Your goal: Go through the records and give each one again exactly.

Working data:
>> Begin
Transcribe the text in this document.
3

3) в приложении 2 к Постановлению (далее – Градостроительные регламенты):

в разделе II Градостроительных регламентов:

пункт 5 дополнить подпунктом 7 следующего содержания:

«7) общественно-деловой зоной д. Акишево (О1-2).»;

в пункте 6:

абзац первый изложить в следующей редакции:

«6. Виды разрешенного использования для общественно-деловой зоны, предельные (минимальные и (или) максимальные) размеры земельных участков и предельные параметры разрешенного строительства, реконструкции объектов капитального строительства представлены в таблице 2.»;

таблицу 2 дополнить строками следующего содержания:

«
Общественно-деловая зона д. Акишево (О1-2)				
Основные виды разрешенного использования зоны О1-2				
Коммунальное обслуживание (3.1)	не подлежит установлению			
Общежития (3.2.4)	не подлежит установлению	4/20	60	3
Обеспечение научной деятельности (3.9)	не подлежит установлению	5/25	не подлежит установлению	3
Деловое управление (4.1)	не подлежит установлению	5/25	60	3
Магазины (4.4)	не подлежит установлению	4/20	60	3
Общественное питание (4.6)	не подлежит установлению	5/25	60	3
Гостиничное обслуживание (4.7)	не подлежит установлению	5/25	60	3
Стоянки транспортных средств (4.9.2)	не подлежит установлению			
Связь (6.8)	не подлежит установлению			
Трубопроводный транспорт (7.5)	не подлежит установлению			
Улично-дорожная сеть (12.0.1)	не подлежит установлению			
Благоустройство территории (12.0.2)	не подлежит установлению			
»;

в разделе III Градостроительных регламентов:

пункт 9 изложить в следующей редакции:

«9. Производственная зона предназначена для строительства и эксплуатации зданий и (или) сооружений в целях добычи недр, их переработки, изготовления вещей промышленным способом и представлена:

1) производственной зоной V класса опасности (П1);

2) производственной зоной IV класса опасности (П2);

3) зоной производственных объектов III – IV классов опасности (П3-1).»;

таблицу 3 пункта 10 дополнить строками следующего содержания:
>> End
Written solution:
Transcribe the text in this document.
3

3) в приложении 2 к Постановлению (далее – Градостроительные регламенты):

в разделе II Градостроительных регламентов:

пункт 5 дополнить подпунктом 7 следующего содержания:

«7) общественно-деловой зоной д. Акишево (О1-2).»;

в пункте 6:

абзац первый изложить в следующей редакции:

«6. Виды разрешенного использования для общественно-деловой зоны, предельные (минимальные и (или) максимальные) размеры земельных участков и предельные параметры разрешенного строительства, реконструкции объектов капитального строительства представлены в таблице 2.»;

таблицу 2 дополнить строками следующего содержания:

«
Общественно-деловая зона д. Акишево (О1-2)				
Основные виды разрешенного использования зоны О1-2				
Коммунальное обслуживание (3.1)	не подлежит установлению			
Общежития (3.2.4)	не подлежит установлению	4/20	60	3
Обеспечение научной деятельности (3.9)	не подлежит установлению	5/25	не подлежит установлению	3
Деловое управление (4.1)	не подлежит установлению	5/25	60	3
Магазины (4.4)	не подлежит установлению	4/20	60	3
Общественное питание (4.6)	не подлежит установлению	5/25	60	3
Гостиничное обслуживание (4.7)	не подлежит установлению	5/25	60	3
Стоянки транспортных средств (4.9.2)	не подлежит установлению			
Связь (6.8)	не подлежит установлению			
Трубопроводный транспорт (7.5)	не подлежит установлению			
Улично-дорожная сеть (12.0.1)	не подлежит установлению			
Благоустройство территории (12.0.2)	не подлежит установлению			
»;

в разделе III Градостроительных регламентов:

пункт 9 изложить в следующей редакции:

«9. Производственная зона предназначена для строительства и эксплуатации зданий и (или) сооружений в целях добычи недр, их переработки, изготовления вещей промышленным способом и представлена:

1) производственной зоной V класса опасности (П1);

2) производственной зоной IV класса опасности (П2);

3) зоной производственных объектов III – IV классов опасности (П3-1).»;

таблицу 3 пункта 10 дополнить строками следующего содержания:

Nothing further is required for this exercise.